## JOB
Reproduce every item below unchanged, except that each "market clearing price" becomes "equilibrium price".

## PROVIDED RECORDS
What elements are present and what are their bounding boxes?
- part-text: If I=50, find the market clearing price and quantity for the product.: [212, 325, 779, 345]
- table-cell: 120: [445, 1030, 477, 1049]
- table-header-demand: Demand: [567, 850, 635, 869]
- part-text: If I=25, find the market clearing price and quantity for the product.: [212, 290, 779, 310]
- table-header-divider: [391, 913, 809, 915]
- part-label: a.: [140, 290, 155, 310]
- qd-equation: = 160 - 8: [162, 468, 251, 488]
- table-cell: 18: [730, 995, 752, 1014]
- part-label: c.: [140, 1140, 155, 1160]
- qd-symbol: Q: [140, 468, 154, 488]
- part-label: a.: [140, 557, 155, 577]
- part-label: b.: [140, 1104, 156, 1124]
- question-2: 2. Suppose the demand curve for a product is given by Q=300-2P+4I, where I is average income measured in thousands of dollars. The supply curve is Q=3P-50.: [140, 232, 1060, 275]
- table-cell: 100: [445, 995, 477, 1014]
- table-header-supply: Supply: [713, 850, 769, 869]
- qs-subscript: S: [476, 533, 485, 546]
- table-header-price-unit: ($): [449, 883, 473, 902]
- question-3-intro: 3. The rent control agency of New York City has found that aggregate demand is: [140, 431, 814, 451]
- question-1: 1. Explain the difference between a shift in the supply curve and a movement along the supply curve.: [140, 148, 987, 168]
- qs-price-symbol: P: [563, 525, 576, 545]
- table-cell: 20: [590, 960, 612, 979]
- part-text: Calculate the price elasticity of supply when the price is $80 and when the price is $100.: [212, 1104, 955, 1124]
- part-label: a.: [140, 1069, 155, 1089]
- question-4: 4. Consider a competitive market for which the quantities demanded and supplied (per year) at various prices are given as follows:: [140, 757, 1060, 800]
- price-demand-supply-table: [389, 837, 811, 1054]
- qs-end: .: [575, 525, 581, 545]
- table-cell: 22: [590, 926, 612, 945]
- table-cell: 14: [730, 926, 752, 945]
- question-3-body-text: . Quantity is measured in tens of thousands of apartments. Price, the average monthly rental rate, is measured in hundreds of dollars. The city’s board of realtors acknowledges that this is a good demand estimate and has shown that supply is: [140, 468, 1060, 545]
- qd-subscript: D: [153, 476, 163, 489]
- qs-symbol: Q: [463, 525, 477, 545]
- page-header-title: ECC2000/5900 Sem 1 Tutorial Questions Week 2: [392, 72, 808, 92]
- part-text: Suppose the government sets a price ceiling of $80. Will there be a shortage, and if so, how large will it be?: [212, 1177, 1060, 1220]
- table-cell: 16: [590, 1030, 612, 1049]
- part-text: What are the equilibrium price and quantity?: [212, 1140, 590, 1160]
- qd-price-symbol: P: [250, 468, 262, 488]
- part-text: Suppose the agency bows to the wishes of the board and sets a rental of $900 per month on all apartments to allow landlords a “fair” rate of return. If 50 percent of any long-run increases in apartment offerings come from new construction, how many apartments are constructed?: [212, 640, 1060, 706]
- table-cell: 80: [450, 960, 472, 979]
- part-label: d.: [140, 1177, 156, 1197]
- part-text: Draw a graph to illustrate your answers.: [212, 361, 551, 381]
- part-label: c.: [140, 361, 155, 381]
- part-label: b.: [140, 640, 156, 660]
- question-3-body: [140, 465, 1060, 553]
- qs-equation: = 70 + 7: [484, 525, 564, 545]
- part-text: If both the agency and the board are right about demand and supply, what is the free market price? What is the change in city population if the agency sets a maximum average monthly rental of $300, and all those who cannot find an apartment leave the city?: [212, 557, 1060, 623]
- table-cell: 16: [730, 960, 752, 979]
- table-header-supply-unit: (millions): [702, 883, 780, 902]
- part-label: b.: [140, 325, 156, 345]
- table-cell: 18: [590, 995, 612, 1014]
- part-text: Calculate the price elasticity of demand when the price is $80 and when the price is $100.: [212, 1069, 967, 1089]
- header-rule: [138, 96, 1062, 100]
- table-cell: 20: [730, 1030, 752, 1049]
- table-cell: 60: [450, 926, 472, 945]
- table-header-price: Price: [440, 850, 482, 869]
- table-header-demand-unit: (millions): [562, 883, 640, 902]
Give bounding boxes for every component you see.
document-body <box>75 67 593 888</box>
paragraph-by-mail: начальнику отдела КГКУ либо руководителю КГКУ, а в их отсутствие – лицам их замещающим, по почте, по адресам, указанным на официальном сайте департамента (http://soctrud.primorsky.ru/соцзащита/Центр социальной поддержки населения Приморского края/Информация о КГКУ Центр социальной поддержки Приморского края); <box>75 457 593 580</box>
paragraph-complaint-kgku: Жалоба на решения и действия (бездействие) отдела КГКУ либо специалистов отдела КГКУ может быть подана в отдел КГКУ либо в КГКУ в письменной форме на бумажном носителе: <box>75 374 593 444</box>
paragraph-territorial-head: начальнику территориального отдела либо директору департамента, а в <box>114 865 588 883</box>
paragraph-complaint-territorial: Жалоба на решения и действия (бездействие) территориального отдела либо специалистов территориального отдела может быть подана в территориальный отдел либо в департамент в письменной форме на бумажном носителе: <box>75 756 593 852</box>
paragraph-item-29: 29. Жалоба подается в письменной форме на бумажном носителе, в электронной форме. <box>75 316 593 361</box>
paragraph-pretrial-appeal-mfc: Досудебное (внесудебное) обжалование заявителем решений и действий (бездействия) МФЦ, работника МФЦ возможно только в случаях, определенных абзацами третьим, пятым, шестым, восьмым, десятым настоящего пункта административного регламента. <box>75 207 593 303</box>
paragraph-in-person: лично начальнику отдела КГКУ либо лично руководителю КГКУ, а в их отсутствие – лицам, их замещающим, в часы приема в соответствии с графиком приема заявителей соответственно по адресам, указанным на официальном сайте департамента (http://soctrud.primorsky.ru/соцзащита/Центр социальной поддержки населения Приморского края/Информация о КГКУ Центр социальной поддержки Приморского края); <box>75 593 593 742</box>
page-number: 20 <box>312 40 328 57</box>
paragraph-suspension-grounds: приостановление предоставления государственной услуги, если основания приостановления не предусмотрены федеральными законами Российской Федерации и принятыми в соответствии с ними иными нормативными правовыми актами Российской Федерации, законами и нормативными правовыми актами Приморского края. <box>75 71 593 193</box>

## SOLUTION BELOW
What elements are present and what are their bounding boxes?
- part-text: If I=50, find the equilibrium price and quantity for the product.: [212, 325, 779, 345]
- table-cell: 120: [445, 1030, 477, 1049]
- table-header-demand: Demand: [567, 850, 635, 869]
- part-text: If I=25, find the equilibrium price and quantity for the product.: [212, 290, 779, 310]
- table-header-divider: [391, 913, 809, 915]
- part-label: a.: [140, 290, 155, 310]
- qd-equation: = 160 - 8: [162, 468, 251, 488]
- table-cell: 18: [730, 995, 752, 1014]
- part-label: c.: [140, 1140, 155, 1160]
- qd-symbol: Q: [140, 468, 154, 488]
- part-label: a.: [140, 557, 155, 577]
- part-label: b.: [140, 1104, 156, 1124]
- question-2: 2. Suppose the demand curve for a product is given by Q=300-2P+4I, where I is average income measured in thousands of dollars. The supply curve is Q=3P-50.: [140, 232, 1060, 275]
- table-cell: 100: [445, 995, 477, 1014]
- table-header-supply: Supply: [713, 850, 769, 869]
- qs-subscript: S: [476, 533, 485, 546]
- table-header-price-unit: ($): [449, 883, 473, 902]
- question-3-intro: 3. The rent control agency of New York City has found that aggregate demand is: [140, 431, 814, 451]
- question-1: 1. Explain the difference between a shift in the supply curve and a movement along the supply curve.: [140, 148, 987, 168]
- qs-price-symbol: P: [563, 525, 576, 545]
- table-cell: 20: [590, 960, 612, 979]
- part-text: Calculate the price elasticity of supply when the price is $80 and when the price is $100.: [212, 1104, 955, 1124]
- part-label: a.: [140, 1069, 155, 1089]
- question-4: 4. Consider a competitive market for which the quantities demanded and supplied (per year) at various prices are given as follows:: [140, 757, 1060, 800]
- price-demand-supply-table: [389, 837, 811, 1054]
- qs-end: .: [575, 525, 581, 545]
- table-cell: 22: [590, 926, 612, 945]
- table-cell: 14: [730, 926, 752, 945]
- question-3-body-text: . Quantity is measured in tens of thousands of apartments. Price, the average monthly rental rate, is measured in hundreds of dollars. The city’s board of realtors acknowledges that this is a good demand estimate and has shown that supply is: [140, 468, 1060, 545]
- qd-subscript: D: [153, 476, 163, 489]
- qs-symbol: Q: [463, 525, 477, 545]
- page-header-title: ECC2000/5900 Sem 1 Tutorial Questions Week 2: [392, 72, 808, 92]
- part-text: Suppose the government sets a price ceiling of $80. Will there be a shortage, and if so, how large will it be?: [212, 1177, 1060, 1220]
- table-cell: 16: [590, 1030, 612, 1049]
- part-text: What are the equilibrium price and quantity?: [212, 1140, 590, 1160]
- qd-price-symbol: P: [250, 468, 262, 488]
- part-text: Suppose the agency bows to the wishes of the board and sets a rental of $900 per month on all apartments to allow landlords a “fair” rate of return. If 50 percent of any long-run increases in apartment offerings come from new construction, how many apartments are constructed?: [212, 640, 1060, 706]
- table-cell: 80: [450, 960, 472, 979]
- part-label: d.: [140, 1177, 156, 1197]
- part-text: Draw a graph to illustrate your answers.: [212, 361, 551, 381]
- part-label: c.: [140, 361, 155, 381]
- part-label: b.: [140, 640, 156, 660]
- question-3-body: [140, 465, 1060, 553]
- qs-equation: = 70 + 7: [484, 525, 564, 545]
- part-text: If both the agency and the board are right about demand and supply, what is the free market price? What is the change in city population if the agency sets a maximum average monthly rental of $300, and all those who cannot find an apartment leave the city?: [212, 557, 1060, 623]
- table-cell: 16: [730, 960, 752, 979]
- table-header-supply-unit: (millions): [702, 883, 780, 902]
- part-label: b.: [140, 325, 156, 345]
- table-cell: 18: [590, 995, 612, 1014]
- part-text: Calculate the price elasticity of demand when the price is $80 and when the price is $100.: [212, 1069, 967, 1089]
- header-rule: [138, 96, 1062, 100]
- table-cell: 20: [730, 1030, 752, 1049]
- table-cell: 60: [450, 926, 472, 945]
- table-header-price: Price: [440, 850, 482, 869]
- table-header-demand-unit: (millions): [562, 883, 640, 902]
Give bounding boxes for every component you see.
document-body <box>75 67 593 888</box>
paragraph-by-mail: начальнику отдела КГКУ либо руководителю КГКУ, а в их отсутствие – лицам их замещающим, по почте, по адресам, указанным на официальном сайте департамента (http://soctrud.primorsky.ru/соцзащита/Центр социальной поддержки населения Приморского края/Информация о КГКУ Центр социальной поддержки Приморского края); <box>75 457 593 580</box>
paragraph-complaint-kgku: Жалоба на решения и действия (бездействие) отдела КГКУ либо специалистов отдела КГКУ может быть подана в отдел КГКУ либо в КГКУ в письменной форме на бумажном носителе: <box>75 374 593 444</box>
paragraph-territorial-head: начальнику территориального отдела либо директору департамента, а в <box>114 865 588 883</box>
paragraph-complaint-territorial: Жалоба на решения и действия (бездействие) территориального отдела либо специалистов территориального отдела может быть подана в территориальный отдел либо в департамент в письменной форме на бумажном носителе: <box>75 756 593 852</box>
paragraph-item-29: 29. Жалоба подается в письменной форме на бумажном носителе, в электронной форме. <box>75 316 593 361</box>
paragraph-pretrial-appeal-mfc: Досудебное (внесудебное) обжалование заявителем решений и действий (бездействия) МФЦ, работника МФЦ возможно только в случаях, определенных абзацами третьим, пятым, шестым, восьмым, десятым настоящего пункта административного регламента. <box>75 207 593 303</box>
paragraph-in-person: лично начальнику отдела КГКУ либо лично руководителю КГКУ, а в их отсутствие – лицам, их замещающим, в часы приема в соответствии с графиком приема заявителей соответственно по адресам, указанным на официальном сайте департамента (http://soctrud.primorsky.ru/соцзащита/Центр социальной поддержки населения Приморского края/Информация о КГКУ Центр социальной поддержки Приморского края); <box>75 593 593 742</box>
page-number: 20 <box>312 40 328 57</box>
paragraph-suspension-grounds: приостановление предоставления государственной услуги, если основания приостановления не предусмотрены федеральными законами Российской Федерации и принятыми в соответствии с ними иными нормативными правовыми актами Российской Федерации, законами и нормативными правовыми актами Приморского края. <box>75 71 593 193</box>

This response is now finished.